Given request.
Beneath this task is a listing. State how many of its lines include the string "TradingView", giving nothing but the number.

Material to process.
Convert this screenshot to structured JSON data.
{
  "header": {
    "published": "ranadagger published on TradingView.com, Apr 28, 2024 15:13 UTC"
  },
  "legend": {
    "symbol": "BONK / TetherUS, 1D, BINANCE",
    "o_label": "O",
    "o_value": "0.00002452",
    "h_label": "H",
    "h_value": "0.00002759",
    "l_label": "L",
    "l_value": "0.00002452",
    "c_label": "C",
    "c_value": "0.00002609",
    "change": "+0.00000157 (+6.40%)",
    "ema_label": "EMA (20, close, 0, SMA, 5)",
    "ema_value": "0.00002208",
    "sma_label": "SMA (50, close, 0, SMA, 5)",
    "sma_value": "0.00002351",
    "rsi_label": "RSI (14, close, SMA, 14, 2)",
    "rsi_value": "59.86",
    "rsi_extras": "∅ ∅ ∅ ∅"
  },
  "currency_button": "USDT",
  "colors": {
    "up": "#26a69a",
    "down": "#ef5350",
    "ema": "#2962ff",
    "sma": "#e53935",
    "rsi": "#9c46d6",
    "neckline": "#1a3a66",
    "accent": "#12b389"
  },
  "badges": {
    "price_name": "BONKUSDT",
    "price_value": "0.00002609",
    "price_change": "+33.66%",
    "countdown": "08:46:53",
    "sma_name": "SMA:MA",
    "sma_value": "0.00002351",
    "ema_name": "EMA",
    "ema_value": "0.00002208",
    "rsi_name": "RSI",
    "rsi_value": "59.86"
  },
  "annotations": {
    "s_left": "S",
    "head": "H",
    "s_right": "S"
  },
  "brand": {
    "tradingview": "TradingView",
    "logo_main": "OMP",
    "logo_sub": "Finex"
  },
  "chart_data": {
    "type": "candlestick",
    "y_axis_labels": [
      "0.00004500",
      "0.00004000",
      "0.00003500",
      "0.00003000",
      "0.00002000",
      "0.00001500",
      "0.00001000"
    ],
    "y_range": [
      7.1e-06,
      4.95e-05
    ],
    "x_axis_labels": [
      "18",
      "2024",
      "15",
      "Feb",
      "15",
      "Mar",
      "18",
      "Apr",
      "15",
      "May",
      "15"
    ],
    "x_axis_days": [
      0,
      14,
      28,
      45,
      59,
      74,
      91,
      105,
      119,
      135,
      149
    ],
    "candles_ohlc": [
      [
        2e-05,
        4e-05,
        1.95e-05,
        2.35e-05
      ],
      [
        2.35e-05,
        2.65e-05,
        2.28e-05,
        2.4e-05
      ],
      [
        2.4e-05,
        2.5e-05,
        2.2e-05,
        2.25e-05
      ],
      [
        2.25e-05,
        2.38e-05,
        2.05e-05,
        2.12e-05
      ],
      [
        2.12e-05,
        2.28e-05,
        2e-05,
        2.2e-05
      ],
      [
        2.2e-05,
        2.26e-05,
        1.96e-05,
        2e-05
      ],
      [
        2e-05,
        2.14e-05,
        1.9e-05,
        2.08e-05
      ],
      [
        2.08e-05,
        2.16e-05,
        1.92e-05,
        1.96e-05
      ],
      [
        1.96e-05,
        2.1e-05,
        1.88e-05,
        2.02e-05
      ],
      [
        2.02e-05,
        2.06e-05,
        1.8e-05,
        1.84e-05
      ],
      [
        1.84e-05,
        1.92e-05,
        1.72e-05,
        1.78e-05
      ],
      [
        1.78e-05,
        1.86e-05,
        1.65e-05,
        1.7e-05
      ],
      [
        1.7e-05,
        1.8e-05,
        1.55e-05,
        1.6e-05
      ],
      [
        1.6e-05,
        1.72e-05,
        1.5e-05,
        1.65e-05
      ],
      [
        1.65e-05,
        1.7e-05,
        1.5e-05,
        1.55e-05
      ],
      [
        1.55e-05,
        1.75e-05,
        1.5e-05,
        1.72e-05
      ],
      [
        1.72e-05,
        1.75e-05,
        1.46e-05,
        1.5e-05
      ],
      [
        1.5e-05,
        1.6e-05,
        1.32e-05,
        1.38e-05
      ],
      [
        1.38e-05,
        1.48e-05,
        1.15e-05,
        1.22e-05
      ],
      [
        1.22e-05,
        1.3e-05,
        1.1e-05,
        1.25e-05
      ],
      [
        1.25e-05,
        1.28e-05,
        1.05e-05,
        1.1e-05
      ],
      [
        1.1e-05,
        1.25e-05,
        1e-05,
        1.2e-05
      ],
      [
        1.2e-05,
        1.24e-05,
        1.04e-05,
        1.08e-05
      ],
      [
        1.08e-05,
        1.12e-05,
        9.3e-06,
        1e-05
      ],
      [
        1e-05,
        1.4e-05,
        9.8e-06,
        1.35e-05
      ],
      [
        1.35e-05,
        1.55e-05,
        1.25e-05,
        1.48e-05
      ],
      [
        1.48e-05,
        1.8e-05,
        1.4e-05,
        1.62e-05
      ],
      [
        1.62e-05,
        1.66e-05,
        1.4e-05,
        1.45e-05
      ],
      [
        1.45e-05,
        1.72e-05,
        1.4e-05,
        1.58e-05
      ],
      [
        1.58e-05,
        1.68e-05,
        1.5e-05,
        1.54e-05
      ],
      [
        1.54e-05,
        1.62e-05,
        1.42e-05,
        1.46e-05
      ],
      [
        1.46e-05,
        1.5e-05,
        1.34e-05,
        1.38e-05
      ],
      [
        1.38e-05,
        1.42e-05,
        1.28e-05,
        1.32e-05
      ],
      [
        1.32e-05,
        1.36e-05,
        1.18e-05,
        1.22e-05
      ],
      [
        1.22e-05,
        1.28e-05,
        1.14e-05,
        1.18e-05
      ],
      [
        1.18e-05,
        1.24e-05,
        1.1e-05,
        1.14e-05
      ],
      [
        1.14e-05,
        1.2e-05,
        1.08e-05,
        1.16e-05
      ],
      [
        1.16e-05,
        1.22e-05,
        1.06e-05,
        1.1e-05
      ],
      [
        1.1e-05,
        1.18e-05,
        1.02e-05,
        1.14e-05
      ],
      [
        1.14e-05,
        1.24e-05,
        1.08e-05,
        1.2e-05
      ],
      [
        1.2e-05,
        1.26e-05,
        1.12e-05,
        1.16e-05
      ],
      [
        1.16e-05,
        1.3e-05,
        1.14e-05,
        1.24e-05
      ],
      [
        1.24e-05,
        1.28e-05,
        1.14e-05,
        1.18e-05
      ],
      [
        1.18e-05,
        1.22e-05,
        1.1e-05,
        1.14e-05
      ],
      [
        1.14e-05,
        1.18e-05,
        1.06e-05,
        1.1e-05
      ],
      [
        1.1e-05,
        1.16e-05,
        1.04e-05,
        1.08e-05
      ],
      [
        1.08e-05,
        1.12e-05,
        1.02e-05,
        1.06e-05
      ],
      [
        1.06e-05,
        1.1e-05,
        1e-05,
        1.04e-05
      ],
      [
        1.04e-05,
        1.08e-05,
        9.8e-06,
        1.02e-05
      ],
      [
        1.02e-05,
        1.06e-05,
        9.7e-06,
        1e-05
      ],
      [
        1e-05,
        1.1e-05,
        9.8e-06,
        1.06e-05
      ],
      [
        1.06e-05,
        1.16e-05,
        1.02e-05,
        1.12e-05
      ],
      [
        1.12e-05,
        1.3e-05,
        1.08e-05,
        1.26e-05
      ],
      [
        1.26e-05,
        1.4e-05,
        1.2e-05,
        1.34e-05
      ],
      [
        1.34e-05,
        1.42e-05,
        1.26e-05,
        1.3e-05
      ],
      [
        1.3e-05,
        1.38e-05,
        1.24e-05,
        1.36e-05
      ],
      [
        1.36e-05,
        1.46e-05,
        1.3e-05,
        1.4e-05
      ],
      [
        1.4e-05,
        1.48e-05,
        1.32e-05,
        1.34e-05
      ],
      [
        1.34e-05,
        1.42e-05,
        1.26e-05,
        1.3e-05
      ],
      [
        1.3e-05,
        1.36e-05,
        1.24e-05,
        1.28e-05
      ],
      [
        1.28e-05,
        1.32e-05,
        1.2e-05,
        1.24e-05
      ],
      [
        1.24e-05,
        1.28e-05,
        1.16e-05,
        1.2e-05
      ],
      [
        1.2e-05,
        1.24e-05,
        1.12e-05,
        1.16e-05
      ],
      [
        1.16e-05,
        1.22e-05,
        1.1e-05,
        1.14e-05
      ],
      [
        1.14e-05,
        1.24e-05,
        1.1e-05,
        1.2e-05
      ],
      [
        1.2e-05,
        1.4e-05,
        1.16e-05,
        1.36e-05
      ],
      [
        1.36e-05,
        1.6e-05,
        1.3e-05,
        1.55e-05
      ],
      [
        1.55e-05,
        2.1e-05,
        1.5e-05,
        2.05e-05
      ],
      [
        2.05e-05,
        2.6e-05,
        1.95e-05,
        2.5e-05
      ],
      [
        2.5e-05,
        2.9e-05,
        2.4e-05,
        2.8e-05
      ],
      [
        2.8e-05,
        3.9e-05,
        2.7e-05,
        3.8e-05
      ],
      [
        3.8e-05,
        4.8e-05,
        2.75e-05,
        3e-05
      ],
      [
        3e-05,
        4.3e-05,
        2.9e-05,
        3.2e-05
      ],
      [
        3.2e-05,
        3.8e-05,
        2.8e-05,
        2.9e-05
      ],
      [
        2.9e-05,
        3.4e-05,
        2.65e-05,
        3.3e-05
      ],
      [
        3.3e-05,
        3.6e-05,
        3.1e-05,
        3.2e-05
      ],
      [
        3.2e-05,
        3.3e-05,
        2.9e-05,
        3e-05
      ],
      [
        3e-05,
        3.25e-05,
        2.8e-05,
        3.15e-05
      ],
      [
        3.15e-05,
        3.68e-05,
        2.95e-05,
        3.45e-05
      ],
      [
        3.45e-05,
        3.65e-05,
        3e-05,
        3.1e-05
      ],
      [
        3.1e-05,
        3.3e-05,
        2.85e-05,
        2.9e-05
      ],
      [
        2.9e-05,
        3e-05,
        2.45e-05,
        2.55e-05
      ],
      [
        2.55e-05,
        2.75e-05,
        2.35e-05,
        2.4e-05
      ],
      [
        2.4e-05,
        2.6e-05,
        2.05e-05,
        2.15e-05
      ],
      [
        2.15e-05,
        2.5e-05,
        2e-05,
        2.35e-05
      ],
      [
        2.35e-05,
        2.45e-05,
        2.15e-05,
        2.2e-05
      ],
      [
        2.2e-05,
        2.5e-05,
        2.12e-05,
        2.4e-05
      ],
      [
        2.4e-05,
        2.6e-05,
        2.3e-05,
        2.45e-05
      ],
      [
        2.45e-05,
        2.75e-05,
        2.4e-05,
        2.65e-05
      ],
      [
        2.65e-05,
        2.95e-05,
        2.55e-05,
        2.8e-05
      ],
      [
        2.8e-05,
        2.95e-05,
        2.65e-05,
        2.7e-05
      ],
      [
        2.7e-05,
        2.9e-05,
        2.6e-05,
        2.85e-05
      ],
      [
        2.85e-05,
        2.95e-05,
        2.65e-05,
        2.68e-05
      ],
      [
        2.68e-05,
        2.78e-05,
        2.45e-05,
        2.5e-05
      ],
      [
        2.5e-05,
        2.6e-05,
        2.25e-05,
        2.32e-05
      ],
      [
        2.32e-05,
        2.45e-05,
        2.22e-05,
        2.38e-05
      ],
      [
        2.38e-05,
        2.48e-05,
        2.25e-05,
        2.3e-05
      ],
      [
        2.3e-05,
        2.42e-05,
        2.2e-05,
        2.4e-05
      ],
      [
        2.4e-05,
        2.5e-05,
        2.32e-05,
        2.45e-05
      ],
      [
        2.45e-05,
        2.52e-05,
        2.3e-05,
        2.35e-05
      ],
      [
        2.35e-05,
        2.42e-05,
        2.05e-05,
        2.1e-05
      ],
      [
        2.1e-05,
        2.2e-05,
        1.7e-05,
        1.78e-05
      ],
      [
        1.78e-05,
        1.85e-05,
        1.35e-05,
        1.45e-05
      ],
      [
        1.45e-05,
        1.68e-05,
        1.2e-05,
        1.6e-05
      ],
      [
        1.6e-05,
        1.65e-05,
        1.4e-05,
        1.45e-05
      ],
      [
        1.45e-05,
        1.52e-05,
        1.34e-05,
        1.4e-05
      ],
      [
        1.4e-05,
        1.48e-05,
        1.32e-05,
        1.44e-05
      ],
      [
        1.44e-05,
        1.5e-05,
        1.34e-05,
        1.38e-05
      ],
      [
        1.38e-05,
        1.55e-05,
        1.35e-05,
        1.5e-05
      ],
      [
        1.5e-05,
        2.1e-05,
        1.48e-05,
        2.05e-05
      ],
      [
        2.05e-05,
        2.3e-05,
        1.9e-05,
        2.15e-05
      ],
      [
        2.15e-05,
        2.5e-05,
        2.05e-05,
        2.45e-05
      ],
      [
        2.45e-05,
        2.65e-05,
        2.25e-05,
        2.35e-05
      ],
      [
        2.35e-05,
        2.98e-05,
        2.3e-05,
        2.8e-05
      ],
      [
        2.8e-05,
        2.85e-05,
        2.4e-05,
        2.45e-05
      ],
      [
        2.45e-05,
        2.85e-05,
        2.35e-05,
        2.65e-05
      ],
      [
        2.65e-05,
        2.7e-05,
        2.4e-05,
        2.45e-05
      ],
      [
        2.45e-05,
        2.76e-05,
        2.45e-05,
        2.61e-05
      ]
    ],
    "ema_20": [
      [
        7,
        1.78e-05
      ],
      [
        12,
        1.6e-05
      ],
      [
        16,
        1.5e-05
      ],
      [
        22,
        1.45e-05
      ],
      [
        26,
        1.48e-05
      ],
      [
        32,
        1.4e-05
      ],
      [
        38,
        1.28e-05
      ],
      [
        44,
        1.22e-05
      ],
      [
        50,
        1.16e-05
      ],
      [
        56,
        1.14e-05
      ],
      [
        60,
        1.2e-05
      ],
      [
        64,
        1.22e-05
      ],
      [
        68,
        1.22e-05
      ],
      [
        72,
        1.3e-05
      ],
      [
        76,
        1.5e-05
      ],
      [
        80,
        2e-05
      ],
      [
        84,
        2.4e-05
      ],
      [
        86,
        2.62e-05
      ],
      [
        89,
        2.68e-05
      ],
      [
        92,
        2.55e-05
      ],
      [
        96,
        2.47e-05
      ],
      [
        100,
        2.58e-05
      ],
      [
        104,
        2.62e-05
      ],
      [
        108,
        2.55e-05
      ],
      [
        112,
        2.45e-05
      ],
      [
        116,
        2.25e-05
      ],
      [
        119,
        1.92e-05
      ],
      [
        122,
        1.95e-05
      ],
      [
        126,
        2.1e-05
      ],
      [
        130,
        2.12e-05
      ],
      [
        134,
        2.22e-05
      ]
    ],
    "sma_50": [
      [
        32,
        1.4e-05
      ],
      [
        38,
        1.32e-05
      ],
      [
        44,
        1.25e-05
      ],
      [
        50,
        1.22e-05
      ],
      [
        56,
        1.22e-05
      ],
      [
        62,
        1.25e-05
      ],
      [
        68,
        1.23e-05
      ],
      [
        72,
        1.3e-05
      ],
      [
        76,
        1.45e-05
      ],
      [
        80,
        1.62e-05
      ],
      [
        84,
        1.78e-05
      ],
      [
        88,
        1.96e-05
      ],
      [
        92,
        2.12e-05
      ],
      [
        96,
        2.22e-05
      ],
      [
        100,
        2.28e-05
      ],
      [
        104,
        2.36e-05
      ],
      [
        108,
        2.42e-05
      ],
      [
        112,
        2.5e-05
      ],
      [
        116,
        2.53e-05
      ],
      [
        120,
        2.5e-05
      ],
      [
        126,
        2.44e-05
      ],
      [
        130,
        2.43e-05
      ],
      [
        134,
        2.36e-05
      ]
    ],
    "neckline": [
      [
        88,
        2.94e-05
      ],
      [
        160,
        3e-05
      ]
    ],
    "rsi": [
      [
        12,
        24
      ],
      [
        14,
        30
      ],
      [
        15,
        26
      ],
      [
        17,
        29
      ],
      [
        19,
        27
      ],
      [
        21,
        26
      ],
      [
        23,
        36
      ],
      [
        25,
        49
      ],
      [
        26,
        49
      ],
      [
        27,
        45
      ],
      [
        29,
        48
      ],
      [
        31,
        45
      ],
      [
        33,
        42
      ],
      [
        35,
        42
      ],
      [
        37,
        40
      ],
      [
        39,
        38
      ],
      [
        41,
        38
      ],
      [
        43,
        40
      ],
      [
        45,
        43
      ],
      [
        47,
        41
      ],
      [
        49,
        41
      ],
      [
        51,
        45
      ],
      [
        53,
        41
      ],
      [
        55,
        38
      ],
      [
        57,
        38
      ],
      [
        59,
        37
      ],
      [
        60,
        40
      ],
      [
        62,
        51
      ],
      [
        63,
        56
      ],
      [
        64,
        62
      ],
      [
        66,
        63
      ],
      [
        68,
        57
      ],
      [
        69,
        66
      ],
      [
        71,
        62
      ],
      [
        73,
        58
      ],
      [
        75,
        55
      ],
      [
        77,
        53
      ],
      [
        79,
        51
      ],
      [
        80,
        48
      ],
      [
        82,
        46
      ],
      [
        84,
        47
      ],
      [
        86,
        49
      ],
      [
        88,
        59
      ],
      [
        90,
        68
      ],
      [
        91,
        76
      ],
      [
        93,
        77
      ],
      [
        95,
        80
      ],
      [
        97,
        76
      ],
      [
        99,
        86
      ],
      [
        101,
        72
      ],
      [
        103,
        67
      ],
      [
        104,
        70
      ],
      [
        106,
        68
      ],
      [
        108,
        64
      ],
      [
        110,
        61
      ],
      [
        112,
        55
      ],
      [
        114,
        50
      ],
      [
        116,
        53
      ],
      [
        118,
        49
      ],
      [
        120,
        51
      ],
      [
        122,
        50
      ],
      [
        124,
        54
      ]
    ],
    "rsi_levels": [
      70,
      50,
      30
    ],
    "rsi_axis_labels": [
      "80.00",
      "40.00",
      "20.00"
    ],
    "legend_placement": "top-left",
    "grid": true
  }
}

Task solution.
2